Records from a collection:

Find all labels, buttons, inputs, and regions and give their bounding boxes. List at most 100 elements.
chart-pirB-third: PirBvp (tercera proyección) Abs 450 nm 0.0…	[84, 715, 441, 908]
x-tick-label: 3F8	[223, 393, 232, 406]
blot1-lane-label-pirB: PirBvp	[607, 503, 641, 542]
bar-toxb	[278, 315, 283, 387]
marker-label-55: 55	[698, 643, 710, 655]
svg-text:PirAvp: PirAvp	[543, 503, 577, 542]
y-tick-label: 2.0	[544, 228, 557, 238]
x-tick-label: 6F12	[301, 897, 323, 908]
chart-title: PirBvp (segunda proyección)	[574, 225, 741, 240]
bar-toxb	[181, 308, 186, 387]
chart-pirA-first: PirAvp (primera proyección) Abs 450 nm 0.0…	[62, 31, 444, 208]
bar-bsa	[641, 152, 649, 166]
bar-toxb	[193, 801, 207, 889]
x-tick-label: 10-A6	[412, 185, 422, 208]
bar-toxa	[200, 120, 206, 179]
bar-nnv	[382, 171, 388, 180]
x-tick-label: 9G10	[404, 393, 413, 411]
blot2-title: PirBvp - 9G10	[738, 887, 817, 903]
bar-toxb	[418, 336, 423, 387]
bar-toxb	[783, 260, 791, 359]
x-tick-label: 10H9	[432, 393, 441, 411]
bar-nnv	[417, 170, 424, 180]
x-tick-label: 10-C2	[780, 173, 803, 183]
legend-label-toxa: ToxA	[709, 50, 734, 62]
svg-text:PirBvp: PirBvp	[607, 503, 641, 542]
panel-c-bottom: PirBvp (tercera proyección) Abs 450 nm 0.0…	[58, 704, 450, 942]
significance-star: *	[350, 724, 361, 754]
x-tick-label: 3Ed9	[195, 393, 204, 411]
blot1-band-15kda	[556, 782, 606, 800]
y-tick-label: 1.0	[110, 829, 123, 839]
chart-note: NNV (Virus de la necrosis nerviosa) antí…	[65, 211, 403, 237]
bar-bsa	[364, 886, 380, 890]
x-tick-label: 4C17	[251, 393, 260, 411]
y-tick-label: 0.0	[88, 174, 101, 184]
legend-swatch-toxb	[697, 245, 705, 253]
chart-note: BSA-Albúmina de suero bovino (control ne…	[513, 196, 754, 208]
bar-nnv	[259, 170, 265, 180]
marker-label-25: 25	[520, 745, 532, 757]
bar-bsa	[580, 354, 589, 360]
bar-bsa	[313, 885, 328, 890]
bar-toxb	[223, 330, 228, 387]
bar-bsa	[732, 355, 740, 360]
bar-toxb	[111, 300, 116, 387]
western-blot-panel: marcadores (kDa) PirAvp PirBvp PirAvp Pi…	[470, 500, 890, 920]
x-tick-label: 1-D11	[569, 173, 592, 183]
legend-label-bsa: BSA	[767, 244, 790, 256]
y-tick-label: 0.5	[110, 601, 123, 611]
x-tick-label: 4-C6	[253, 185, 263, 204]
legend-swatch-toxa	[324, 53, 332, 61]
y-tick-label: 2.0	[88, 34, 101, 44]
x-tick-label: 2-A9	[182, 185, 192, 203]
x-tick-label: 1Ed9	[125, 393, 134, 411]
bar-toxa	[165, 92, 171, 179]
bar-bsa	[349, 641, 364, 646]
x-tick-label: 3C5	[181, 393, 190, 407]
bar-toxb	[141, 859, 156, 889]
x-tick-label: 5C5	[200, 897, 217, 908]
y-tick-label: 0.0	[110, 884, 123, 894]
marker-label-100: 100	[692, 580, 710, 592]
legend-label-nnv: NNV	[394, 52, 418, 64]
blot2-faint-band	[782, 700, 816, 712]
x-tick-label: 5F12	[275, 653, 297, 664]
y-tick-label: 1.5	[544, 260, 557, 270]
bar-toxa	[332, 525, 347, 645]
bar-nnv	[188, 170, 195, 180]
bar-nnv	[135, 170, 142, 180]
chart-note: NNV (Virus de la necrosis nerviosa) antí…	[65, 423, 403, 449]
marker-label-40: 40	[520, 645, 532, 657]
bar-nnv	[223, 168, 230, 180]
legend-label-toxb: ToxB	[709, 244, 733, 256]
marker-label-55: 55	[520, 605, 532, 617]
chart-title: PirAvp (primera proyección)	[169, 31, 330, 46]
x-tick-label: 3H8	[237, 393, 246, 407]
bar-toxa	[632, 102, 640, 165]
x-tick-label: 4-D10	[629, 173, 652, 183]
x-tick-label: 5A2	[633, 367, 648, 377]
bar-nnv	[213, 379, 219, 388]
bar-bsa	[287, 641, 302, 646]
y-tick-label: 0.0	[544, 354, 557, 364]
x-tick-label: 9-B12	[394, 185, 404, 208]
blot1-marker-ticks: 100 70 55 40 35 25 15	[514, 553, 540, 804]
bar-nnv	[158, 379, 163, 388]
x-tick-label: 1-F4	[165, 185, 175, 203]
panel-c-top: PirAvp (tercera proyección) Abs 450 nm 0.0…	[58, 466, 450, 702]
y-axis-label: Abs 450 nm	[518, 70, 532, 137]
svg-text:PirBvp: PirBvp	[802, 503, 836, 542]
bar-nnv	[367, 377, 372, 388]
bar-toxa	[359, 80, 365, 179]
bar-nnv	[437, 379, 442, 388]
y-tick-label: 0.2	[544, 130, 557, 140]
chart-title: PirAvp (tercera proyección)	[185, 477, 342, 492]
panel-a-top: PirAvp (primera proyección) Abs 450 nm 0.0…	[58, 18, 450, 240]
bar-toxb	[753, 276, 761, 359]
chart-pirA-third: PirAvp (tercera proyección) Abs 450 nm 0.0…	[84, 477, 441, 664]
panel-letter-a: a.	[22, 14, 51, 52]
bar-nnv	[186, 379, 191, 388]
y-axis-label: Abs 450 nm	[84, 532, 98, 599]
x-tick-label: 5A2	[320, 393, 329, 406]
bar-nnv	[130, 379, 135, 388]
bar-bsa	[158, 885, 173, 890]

-- WHAT YOU HAVE TO DO --
Look through the entries above and find each line where the word "PirBvp" occurs; copy those lines.

-- RESULT OF THE EXERCISE --
chart-pirB-third: PirBvp (tercera proyección) Abs 450 nm 0.0…	[84, 715, 441, 908]
blot1-lane-label-pirB: PirBvp	[607, 503, 641, 542]
chart-title: PirBvp (segunda proyección)	[574, 225, 741, 240]
blot2-title: PirBvp - 9G10	[738, 887, 817, 903]
svg-text:PirBvp: PirBvp	[607, 503, 641, 542]
panel-c-bottom: PirBvp (tercera proyección) Abs 450 nm 0.0…	[58, 704, 450, 942]
western-blot-panel: marcadores (kDa) PirAvp PirBvp PirAvp Pi…	[470, 500, 890, 920]
svg-text:PirBvp: PirBvp	[802, 503, 836, 542]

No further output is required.